Direction: Beneath this task is a listing; retype all of it exactly.
┄┄┄┄┄┄┄┄┄┄
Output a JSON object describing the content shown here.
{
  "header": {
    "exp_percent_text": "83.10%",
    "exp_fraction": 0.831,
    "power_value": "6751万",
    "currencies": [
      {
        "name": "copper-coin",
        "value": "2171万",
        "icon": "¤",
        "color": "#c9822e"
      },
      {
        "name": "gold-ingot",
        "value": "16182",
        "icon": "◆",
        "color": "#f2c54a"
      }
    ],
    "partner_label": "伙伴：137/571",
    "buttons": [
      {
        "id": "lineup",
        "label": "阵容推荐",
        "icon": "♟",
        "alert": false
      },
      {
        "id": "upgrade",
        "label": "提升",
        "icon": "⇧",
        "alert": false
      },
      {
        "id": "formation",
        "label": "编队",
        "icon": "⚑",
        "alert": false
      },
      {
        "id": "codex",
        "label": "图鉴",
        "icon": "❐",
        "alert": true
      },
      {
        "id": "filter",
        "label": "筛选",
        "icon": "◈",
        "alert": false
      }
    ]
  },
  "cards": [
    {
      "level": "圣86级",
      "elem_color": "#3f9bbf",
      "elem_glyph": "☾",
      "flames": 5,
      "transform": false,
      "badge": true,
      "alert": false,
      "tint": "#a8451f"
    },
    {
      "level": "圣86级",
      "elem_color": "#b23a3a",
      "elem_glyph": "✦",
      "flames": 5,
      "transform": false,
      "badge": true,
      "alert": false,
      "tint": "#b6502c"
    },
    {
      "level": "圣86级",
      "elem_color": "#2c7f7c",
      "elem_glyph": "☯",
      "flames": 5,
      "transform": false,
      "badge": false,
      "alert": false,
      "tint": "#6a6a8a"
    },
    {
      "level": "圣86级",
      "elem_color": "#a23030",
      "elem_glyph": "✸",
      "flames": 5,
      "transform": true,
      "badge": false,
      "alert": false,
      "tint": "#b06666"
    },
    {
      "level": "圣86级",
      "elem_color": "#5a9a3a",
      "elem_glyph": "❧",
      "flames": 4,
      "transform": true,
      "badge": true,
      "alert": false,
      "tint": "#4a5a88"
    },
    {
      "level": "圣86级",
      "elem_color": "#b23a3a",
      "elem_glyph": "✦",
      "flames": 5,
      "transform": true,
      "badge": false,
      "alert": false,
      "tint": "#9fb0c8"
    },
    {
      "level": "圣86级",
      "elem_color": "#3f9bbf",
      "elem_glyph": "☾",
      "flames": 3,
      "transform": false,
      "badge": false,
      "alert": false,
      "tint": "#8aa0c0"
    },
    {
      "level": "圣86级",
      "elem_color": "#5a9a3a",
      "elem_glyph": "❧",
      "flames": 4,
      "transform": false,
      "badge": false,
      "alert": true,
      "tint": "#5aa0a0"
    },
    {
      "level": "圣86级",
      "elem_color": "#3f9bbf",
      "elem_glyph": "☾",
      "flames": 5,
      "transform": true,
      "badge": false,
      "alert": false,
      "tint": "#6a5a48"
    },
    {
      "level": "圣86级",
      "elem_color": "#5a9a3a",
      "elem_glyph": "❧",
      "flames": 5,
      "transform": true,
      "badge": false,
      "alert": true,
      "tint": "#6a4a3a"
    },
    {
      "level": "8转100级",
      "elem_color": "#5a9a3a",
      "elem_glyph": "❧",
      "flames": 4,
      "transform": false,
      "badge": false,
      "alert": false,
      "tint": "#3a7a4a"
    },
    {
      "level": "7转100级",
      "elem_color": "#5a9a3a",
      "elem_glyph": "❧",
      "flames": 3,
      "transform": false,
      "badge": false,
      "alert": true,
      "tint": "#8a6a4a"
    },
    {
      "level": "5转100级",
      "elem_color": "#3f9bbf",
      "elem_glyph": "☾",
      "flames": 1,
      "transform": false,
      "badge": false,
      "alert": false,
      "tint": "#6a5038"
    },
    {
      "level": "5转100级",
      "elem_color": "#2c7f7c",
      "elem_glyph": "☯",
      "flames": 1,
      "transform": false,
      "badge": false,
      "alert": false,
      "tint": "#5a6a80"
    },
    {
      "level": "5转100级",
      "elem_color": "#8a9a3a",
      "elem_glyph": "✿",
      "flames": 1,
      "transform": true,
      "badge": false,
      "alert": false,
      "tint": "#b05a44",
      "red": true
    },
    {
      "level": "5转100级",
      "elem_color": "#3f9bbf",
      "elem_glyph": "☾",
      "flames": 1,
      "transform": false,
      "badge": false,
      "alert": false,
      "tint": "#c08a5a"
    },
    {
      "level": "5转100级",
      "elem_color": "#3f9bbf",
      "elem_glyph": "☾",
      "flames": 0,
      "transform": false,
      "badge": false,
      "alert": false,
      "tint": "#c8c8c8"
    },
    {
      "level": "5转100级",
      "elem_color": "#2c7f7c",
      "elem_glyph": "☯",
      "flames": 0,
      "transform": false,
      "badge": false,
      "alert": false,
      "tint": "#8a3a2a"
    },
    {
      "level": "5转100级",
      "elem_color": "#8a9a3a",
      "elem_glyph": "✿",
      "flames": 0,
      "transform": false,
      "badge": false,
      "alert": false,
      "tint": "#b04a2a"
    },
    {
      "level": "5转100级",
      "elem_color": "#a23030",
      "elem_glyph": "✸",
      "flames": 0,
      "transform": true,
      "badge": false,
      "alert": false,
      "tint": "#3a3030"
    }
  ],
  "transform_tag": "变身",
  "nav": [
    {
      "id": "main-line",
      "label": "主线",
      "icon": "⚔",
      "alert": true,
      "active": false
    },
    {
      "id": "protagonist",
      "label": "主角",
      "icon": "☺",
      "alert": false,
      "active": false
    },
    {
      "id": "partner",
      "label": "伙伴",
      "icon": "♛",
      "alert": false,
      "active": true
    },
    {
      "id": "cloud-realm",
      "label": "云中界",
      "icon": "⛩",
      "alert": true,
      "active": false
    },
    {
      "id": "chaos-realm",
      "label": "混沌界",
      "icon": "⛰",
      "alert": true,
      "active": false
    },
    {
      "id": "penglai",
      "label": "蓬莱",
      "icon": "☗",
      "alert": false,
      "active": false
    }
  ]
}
┄┄┄┄┄┄┄┄┄┄
Solution:
Output a JSON object describing the content shown here.
{
  "header": {
    "exp_percent_text": "83.10%",
    "exp_fraction": 0.831,
    "power_value": "6751万",
    "currencies": [
      {
        "name": "copper-coin",
        "value": "2171万",
        "icon": "¤",
        "color": "#c9822e"
      },
      {
        "name": "gold-ingot",
        "value": "16182",
        "icon": "◆",
        "color": "#f2c54a"
      }
    ],
    "partner_label": "伙伴：137/571",
    "buttons": [
      {
        "id": "lineup",
        "label": "阵容推荐",
        "icon": "♟",
        "alert": false
      },
      {
        "id": "upgrade",
        "label": "提升",
        "icon": "⇧",
        "alert": false
      },
      {
        "id": "formation",
        "label": "编队",
        "icon": "⚑",
        "alert": false
      },
      {
        "id": "codex",
        "label": "图鉴",
        "icon": "❐",
        "alert": true
      },
      {
        "id": "filter",
        "label": "筛选",
        "icon": "◈",
        "alert": false
      }
    ]
  },
  "cards": [
    {
      "level": "圣86级",
      "elem_color": "#3f9bbf",
      "elem_glyph": "☾",
      "flames": 5,
      "transform": false,
      "badge": true,
      "alert": false,
      "tint": "#a8451f"
    },
    {
      "level": "圣86级",
      "elem_color": "#b23a3a",
      "elem_glyph": "✦",
      "flames": 5,
      "transform": false,
      "badge": true,
      "alert": false,
      "tint": "#b6502c"
    },
    {
      "level": "圣86级",
      "elem_color": "#2c7f7c",
      "elem_glyph": "☯",
      "flames": 5,
      "transform": false,
      "badge": false,
      "alert": false,
      "tint": "#6a6a8a"
    },
    {
      "level": "圣86级",
      "elem_color": "#a23030",
      "elem_glyph": "✸",
      "flames": 5,
      "transform": true,
      "badge": false,
      "alert": false,
      "tint": "#b06666"
    },
    {
      "level": "圣86级",
      "elem_color": "#5a9a3a",
      "elem_glyph": "❧",
      "flames": 4,
      "transform": true,
      "badge": true,
      "alert": false,
      "tint": "#4a5a88"
    },
    {
      "level": "圣86级",
      "elem_color": "#b23a3a",
      "elem_glyph": "✦",
      "flames": 5,
      "transform": true,
      "badge": false,
      "alert": false,
      "tint": "#9fb0c8"
    },
    {
      "level": "圣86级",
      "elem_color": "#3f9bbf",
      "elem_glyph": "☾",
      "flames": 3,
      "transform": false,
      "badge": false,
      "alert": false,
      "tint": "#8aa0c0"
    },
    {
      "level": "圣86级",
      "elem_color": "#5a9a3a",
      "elem_glyph": "❧",
      "flames": 4,
      "transform": false,
      "badge": false,
      "alert": true,
      "tint": "#5aa0a0"
    },
    {
      "level": "圣86级",
      "elem_color": "#3f9bbf",
      "elem_glyph": "☾",
      "flames": 5,
      "transform": true,
      "badge": false,
      "alert": false,
      "tint": "#6a5a48"
    },
    {
      "level": "圣86级",
      "elem_color": "#5a9a3a",
      "elem_glyph": "❧",
      "flames": 5,
      "transform": true,
      "badge": false,
      "alert": true,
      "tint": "#6a4a3a"
    },
    {
      "level": "8转100级",
      "elem_color": "#5a9a3a",
      "elem_glyph": "❧",
      "flames": 4,
      "transform": false,
      "badge": false,
      "alert": false,
      "tint": "#3a7a4a"
    },
    {
      "level": "7转100级",
      "elem_color": "#5a9a3a",
      "elem_glyph": "❧",
      "flames": 3,
      "transform": false,
      "badge": false,
      "alert": true,
      "tint": "#8a6a4a"
    },
    {
      "level": "5转100级",
      "elem_color": "#3f9bbf",
      "elem_glyph": "☾",
      "flames": 1,
      "transform": false,
      "badge": false,
      "alert": false,
      "tint": "#6a5038"
    },
    {
      "level": "5转100级",
      "elem_color": "#2c7f7c",
      "elem_glyph": "☯",
      "flames": 1,
      "transform": false,
      "badge": false,
      "alert": false,
      "tint": "#5a6a80"
    },
    {
      "level": "5转100级",
      "elem_color": "#8a9a3a",
      "elem_glyph": "✿",
      "flames": 1,
      "transform": true,
      "badge": false,
      "alert": false,
      "tint": "#b05a44",
      "red": true
    },
    {
      "level": "5转100级",
      "elem_color": "#3f9bbf",
      "elem_glyph": "☾",
      "flames": 1,
      "transform": false,
      "badge": false,
      "alert": false,
      "tint": "#c08a5a"
    },
    {
      "level": "5转100级",
      "elem_color": "#3f9bbf",
      "elem_glyph": "☾",
      "flames": 0,
      "transform": false,
      "badge": false,
      "alert": false,
      "tint": "#c8c8c8"
    },
    {
      "level": "5转100级",
      "elem_color": "#2c7f7c",
      "elem_glyph": "☯",
      "flames": 0,
      "transform": false,
      "badge": false,
      "alert": false,
      "tint": "#8a3a2a"
    },
    {
      "level": "5转100级",
      "elem_color": "#8a9a3a",
      "elem_glyph": "✿",
      "flames": 0,
      "transform": false,
      "badge": false,
      "alert": false,
      "tint": "#b04a2a"
    },
    {
      "level": "5转100级",
      "elem_color": "#a23030",
      "elem_glyph": "✸",
      "flames": 0,
      "transform": true,
      "badge": false,
      "alert": false,
      "tint": "#3a3030"
    }
  ],
  "transform_tag": "变身",
  "nav": [
    {
      "id": "main-line",
      "label": "主线",
      "icon": "⚔",
      "alert": true,
      "active": false
    },
    {
      "id": "protagonist",
      "label": "主角",
      "icon": "☺",
      "alert": false,
      "active": false
    },
    {
      "id": "partner",
      "label": "伙伴",
      "icon": "♛",
      "alert": false,
      "active": true
    },
    {
      "id": "cloud-realm",
      "label": "云中界",
      "icon": "⛩",
      "alert": true,
      "active": false
    },
    {
      "id": "chaos-realm",
      "label": "混沌界",
      "icon": "⛰",
      "alert": true,
      "active": false
    },
    {
      "id": "penglai",
      "label": "蓬莱",
      "icon": "☗",
      "alert": false,
      "active": false
    }
  ]
}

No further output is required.